» **Problem A**:
Copy out the records verbatim, from the first line of the records through the line holding "- clause-number: 3.7: [76, 256, 94, 270]", inclusive.

» **Passage shown**:

Experiment 3: conjunction

In Experiment 3, each memory item included both an orientation and a color and was the same shape and size as items in Experiment 2. Both features were independently sampled without replacement from the same color and orientation values used in Experiments 1 and 2 (Fig. 1c). The placeholders were the luminance-matched gray from Experiment 1. In change trials, only one attribute (color or orientation) changed, with color and orientation changes occurring equally often.

» **Problem B**:
List every experiment that the passage on Experiment 3 mentions by number.

» **Supplied entries**:
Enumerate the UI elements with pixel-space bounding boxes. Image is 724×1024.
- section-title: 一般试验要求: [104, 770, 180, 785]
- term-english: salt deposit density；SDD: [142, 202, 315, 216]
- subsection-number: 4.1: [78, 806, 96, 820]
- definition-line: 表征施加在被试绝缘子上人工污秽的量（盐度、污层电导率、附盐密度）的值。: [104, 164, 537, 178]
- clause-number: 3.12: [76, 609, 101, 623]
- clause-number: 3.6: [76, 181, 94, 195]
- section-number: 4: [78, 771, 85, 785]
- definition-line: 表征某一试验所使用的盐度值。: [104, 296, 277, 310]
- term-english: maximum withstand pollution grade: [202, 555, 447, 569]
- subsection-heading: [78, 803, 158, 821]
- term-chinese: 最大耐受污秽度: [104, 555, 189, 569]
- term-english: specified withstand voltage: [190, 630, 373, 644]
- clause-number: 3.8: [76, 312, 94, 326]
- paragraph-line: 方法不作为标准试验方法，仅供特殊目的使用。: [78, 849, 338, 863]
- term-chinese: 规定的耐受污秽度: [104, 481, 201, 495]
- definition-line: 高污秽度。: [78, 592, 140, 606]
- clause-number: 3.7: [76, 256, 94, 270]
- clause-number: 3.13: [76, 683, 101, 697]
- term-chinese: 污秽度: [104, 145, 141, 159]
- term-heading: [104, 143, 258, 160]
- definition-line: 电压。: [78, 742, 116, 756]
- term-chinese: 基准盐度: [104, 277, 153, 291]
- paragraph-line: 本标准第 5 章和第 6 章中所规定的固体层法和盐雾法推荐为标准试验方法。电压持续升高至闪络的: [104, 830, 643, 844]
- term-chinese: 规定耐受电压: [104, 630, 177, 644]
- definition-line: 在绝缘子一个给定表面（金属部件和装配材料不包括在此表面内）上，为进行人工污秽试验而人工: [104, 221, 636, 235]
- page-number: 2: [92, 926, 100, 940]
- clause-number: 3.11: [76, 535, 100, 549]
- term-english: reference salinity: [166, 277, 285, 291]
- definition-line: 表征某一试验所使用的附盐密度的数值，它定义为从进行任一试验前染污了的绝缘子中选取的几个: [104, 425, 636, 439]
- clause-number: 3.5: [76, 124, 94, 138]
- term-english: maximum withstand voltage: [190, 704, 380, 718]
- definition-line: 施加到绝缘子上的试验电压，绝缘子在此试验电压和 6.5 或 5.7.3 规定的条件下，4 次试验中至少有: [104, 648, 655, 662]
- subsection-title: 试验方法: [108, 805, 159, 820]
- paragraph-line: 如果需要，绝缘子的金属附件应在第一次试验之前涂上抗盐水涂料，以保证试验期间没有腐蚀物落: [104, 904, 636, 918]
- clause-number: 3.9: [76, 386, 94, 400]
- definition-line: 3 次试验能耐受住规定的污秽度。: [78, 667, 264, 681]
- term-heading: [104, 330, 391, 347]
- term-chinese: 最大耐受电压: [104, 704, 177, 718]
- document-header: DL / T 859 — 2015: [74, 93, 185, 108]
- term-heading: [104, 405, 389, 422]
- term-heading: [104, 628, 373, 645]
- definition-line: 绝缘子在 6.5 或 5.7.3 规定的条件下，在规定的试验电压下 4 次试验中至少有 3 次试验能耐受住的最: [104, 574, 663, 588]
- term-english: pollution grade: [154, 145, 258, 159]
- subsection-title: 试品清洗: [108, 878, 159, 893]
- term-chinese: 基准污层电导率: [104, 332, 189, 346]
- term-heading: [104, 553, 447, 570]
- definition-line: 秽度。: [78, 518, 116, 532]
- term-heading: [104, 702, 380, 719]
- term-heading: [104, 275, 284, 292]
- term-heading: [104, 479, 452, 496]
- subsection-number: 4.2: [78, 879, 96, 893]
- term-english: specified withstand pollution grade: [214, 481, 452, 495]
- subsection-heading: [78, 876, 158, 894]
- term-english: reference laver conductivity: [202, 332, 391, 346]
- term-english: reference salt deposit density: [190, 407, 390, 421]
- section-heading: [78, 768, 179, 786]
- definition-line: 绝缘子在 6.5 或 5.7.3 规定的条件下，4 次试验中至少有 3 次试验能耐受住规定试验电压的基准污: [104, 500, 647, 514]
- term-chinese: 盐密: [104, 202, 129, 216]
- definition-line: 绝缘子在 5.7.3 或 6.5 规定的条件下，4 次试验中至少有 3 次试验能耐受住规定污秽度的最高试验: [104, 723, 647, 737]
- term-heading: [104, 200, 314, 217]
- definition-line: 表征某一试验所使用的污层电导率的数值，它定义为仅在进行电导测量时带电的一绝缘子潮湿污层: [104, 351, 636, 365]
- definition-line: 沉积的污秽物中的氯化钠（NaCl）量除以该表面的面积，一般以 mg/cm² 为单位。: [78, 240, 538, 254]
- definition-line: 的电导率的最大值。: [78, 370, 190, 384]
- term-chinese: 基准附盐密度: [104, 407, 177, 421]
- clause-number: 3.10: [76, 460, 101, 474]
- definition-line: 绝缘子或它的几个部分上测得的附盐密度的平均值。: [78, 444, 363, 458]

» **Task output A**:
Enumerate the UI elements with pixel-space bounding boxes. Image is 724×1024.
- section-title: 一般试验要求: [104, 770, 180, 785]
- term-english: salt deposit density；SDD: [142, 202, 315, 216]
- subsection-number: 4.1: [78, 806, 96, 820]
- definition-line: 表征施加在被试绝缘子上人工污秽的量（盐度、污层电导率、附盐密度）的值。: [104, 164, 537, 178]
- clause-number: 3.12: [76, 609, 101, 623]
- clause-number: 3.6: [76, 181, 94, 195]
- section-number: 4: [78, 771, 85, 785]
- definition-line: 表征某一试验所使用的盐度值。: [104, 296, 277, 310]
- term-english: maximum withstand pollution grade: [202, 555, 447, 569]
- subsection-heading: [78, 803, 158, 821]
- term-chinese: 最大耐受污秽度: [104, 555, 189, 569]
- term-english: specified withstand voltage: [190, 630, 373, 644]
- clause-number: 3.8: [76, 312, 94, 326]
- paragraph-line: 方法不作为标准试验方法，仅供特殊目的使用。: [78, 849, 338, 863]
- term-chinese: 规定的耐受污秽度: [104, 481, 201, 495]
- definition-line: 高污秽度。: [78, 592, 140, 606]
- clause-number: 3.7: [76, 256, 94, 270]

» **Task output B**:
Experiment 1, Experiment 2, Experiment 3